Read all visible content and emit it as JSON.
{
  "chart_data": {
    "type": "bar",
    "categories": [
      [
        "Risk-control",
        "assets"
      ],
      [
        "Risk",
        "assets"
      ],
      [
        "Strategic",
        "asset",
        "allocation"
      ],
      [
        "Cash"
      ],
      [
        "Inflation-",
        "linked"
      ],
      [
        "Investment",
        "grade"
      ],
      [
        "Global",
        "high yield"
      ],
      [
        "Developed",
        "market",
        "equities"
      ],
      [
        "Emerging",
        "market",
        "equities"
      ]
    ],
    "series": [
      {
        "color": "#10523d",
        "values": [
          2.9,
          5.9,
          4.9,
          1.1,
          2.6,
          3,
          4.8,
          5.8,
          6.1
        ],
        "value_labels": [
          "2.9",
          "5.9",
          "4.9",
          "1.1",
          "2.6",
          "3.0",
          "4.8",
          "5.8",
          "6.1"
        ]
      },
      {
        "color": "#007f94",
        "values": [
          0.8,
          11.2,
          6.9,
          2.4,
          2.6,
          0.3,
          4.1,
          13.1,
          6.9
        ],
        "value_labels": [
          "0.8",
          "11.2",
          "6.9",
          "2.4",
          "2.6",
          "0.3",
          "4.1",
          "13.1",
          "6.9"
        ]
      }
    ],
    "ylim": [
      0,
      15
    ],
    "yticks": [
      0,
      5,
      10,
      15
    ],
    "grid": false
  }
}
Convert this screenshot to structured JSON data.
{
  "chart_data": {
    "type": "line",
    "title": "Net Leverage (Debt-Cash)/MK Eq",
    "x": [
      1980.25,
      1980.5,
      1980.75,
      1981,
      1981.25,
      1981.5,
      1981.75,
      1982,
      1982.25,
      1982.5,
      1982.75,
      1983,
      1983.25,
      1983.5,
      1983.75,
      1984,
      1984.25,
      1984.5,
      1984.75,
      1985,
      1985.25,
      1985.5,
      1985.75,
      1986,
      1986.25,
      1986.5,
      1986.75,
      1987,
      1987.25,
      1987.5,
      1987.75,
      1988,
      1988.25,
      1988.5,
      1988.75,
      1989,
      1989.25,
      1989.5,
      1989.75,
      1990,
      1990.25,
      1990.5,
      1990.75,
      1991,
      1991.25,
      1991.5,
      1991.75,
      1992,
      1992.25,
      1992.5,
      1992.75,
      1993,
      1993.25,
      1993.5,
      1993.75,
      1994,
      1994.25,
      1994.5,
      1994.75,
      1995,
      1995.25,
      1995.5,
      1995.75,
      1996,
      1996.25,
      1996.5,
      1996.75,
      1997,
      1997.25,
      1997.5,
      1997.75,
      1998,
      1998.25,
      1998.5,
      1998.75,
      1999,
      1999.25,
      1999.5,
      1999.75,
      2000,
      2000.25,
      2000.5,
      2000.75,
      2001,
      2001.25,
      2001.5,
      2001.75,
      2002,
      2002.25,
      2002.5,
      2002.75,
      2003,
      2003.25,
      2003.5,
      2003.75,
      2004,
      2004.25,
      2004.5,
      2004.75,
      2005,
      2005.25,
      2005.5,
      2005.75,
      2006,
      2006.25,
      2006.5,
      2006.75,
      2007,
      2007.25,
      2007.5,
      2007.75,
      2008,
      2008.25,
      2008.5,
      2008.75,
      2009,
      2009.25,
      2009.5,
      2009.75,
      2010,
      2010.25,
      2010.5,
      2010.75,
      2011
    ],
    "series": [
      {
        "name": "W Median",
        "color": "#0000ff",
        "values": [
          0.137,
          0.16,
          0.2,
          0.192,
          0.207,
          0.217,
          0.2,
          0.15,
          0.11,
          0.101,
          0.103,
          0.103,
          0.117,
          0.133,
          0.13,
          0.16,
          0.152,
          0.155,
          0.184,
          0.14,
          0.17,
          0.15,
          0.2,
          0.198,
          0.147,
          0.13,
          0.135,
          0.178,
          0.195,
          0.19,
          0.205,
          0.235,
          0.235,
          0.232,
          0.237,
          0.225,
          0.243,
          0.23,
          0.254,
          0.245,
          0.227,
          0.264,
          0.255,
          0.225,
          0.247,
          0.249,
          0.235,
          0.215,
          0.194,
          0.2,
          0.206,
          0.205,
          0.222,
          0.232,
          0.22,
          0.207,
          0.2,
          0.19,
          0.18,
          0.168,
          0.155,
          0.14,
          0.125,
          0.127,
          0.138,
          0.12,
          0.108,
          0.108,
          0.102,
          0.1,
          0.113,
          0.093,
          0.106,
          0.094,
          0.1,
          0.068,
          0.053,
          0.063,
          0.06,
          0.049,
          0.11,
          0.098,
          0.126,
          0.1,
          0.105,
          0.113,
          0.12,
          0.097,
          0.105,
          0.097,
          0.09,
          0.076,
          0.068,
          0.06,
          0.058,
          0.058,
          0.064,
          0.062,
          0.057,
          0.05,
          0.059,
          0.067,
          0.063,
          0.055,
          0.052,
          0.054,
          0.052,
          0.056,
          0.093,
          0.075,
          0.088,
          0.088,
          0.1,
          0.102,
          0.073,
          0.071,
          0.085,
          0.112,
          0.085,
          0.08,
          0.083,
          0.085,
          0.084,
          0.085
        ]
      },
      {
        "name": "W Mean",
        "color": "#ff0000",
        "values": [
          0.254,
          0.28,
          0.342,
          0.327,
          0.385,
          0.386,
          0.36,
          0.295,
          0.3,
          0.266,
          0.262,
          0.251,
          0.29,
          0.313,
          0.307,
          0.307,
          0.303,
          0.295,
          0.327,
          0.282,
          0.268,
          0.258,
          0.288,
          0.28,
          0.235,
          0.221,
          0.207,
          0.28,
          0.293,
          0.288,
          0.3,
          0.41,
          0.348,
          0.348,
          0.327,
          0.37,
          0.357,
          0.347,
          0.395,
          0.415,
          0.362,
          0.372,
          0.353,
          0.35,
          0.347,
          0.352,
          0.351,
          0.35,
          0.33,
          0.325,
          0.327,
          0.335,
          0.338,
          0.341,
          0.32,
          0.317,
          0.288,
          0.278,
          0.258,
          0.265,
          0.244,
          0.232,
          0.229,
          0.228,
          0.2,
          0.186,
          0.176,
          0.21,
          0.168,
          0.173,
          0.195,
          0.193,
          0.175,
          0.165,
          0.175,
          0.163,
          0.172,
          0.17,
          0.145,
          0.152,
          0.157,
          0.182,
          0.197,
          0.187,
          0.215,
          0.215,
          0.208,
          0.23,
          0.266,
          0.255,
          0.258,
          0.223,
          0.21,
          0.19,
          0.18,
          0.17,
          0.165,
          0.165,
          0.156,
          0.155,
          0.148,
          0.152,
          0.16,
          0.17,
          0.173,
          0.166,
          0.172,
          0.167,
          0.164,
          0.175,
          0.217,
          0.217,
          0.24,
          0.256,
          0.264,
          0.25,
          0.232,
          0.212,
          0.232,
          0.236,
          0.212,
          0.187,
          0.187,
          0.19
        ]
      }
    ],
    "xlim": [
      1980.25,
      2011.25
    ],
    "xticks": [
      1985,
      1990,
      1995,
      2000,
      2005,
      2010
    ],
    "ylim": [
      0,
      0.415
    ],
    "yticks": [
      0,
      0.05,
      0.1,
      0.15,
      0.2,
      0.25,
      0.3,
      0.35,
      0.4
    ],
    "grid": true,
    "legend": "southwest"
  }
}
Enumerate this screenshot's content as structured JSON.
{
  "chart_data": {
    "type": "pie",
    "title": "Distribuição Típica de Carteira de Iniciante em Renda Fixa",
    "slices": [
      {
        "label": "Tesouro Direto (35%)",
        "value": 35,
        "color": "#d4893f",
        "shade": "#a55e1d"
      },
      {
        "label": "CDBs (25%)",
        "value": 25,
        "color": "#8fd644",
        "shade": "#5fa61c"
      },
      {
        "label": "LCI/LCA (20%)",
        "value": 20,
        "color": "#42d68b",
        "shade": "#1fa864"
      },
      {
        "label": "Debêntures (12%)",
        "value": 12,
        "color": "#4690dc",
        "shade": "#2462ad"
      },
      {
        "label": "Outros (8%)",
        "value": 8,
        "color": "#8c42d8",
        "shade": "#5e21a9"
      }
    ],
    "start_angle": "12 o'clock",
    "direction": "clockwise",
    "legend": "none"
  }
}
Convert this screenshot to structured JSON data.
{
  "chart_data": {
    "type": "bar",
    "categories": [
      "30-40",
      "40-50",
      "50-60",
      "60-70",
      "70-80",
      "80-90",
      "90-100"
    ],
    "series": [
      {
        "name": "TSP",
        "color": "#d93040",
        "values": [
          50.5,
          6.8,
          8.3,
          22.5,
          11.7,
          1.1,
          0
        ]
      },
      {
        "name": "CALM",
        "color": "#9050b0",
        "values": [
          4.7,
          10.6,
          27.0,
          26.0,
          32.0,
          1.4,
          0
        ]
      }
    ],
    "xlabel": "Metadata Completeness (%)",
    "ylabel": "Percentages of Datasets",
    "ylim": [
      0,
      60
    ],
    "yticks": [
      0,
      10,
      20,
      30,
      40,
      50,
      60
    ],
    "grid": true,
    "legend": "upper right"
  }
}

○ ○ ○ ○

> _Challenge_
Show the lines of the records that include the string "shade".

> _Problem solution_
        "shade": "#a55e1d"
        "shade": "#5fa61c"
        "shade": "#1fa864"
        "shade": "#2462ad"
        "shade": "#5e21a9"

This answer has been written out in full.